Prompt:
Write out every record below exactly as it appears, omitting the pictures.

Data to use:
BEGIN
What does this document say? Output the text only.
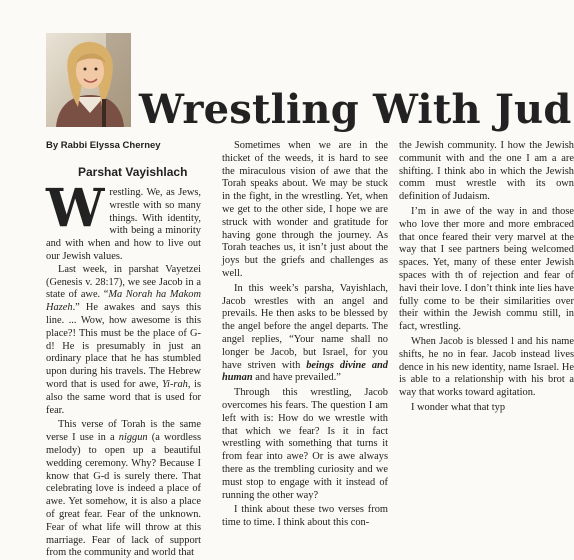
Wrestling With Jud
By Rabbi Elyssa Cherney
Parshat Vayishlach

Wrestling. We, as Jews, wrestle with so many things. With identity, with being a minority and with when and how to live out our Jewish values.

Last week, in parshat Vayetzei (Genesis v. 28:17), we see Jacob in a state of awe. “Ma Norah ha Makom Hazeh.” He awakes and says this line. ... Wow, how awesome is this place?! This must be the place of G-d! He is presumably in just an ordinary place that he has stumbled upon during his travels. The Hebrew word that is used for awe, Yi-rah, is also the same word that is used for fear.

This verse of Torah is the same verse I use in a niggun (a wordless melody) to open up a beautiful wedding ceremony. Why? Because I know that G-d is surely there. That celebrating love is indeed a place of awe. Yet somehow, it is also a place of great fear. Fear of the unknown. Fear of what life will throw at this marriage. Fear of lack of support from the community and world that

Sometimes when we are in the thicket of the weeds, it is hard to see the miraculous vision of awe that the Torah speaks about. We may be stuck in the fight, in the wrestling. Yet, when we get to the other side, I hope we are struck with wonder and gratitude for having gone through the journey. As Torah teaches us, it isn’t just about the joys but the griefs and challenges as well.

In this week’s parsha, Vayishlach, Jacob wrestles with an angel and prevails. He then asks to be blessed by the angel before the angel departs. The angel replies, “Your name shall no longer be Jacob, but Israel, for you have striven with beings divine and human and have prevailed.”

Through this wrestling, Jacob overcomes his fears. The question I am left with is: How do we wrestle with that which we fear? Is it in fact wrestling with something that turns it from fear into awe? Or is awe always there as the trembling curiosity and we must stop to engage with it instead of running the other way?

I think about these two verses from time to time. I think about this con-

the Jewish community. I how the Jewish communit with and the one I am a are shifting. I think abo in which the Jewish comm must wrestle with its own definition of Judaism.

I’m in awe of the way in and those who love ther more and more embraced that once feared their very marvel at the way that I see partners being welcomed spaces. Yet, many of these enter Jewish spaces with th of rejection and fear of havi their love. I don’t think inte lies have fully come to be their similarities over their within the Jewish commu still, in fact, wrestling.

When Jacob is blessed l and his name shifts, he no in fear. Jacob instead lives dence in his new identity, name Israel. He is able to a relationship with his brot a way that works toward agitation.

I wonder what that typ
END
Solved problem:
What does this document say? Output the text only.
Wrestling With Jud
By Rabbi Elyssa Cherney
Parshat Vayishlach

Wrestling. We, as Jews, wrestle with so many things. With identity, with being a minority and with when and how to live out our Jewish values.

Last week, in parshat Vayetzei (Genesis v. 28:17), we see Jacob in a state of awe. “Ma Norah ha Makom Hazeh.” He awakes and says this line. ... Wow, how awesome is this place?! This must be the place of G-d! He is presumably in just an ordinary place that he has stumbled upon during his travels. The Hebrew word that is used for awe, Yi-rah, is also the same word that is used for fear.

This verse of Torah is the same verse I use in a niggun (a wordless melody) to open up a beautiful wedding ceremony. Why? Because I know that G-d is surely there. That celebrating love is indeed a place of awe. Yet somehow, it is also a place of great fear. Fear of the unknown. Fear of what life will throw at this marriage. Fear of lack of support from the community and world that

Sometimes when we are in the thicket of the weeds, it is hard to see the miraculous vision of awe that the Torah speaks about. We may be stuck in the fight, in the wrestling. Yet, when we get to the other side, I hope we are struck with wonder and gratitude for having gone through the journey. As Torah teaches us, it isn’t just about the joys but the griefs and challenges as well.

In this week’s parsha, Vayishlach, Jacob wrestles with an angel and prevails. He then asks to be blessed by the angel before the angel departs. The angel replies, “Your name shall no longer be Jacob, but Israel, for you have striven with beings divine and human and have prevailed.”

Through this wrestling, Jacob overcomes his fears. The question I am left with is: How do we wrestle with that which we fear? Is it in fact wrestling with something that turns it from fear into awe? Or is awe always there as the trembling curiosity and we must stop to engage with it instead of running the other way?

I think about these two verses from time to time. I think about this con-

the Jewish community. I how the Jewish communit with and the one I am a are shifting. I think abo in which the Jewish comm must wrestle with its own definition of Judaism.

I’m in awe of the way in and those who love ther more and more embraced that once feared their very marvel at the way that I see partners being welcomed spaces. Yet, many of these enter Jewish spaces with th of rejection and fear of havi their love. I don’t think inte lies have fully come to be their similarities over their within the Jewish commu still, in fact, wrestling.

When Jacob is blessed l and his name shifts, he no in fear. Jacob instead lives dence in his new identity, name Israel. He is able to a relationship with his brot a way that works toward agitation.

I wonder what that typ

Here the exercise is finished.